◆ Supplied records
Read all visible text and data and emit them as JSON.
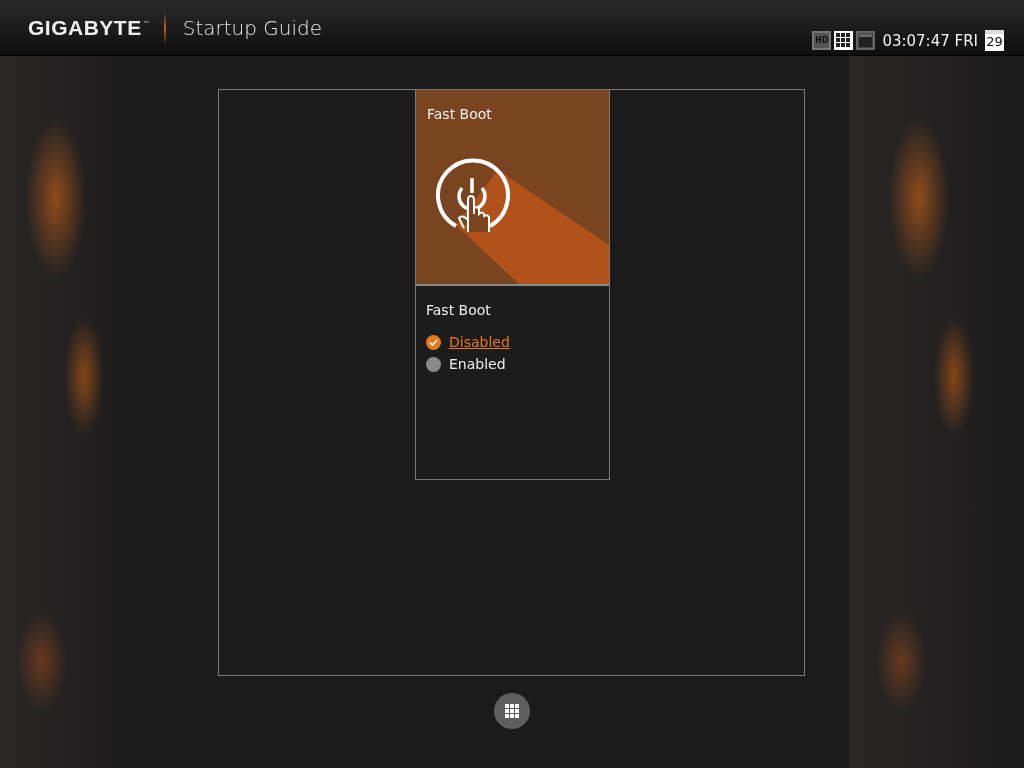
{
  "header": {
    "brand": "GIGABYTE",
    "trademark": "™",
    "title": "Startup Guide",
    "hd_label": "HD",
    "view_modes": [
      {
        "kind": "grid",
        "selected": true
      },
      {
        "kind": "single",
        "selected": false
      }
    ],
    "clock": "03:07:47 FRI",
    "calendar_day": "29"
  },
  "tile": {
    "title": "Fast Boot"
  },
  "setting": {
    "title": "Fast Boot",
    "options": [
      {
        "label": "Disabled",
        "selected": true
      },
      {
        "label": "Enabled",
        "selected": false
      }
    ]
  }
}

◆ Directions
Which lines contain "title"? Show each of them.

◆ Task result
    "title": "Startup Guide",
    "title": "Fast Boot"
    "title": "Fast Boot",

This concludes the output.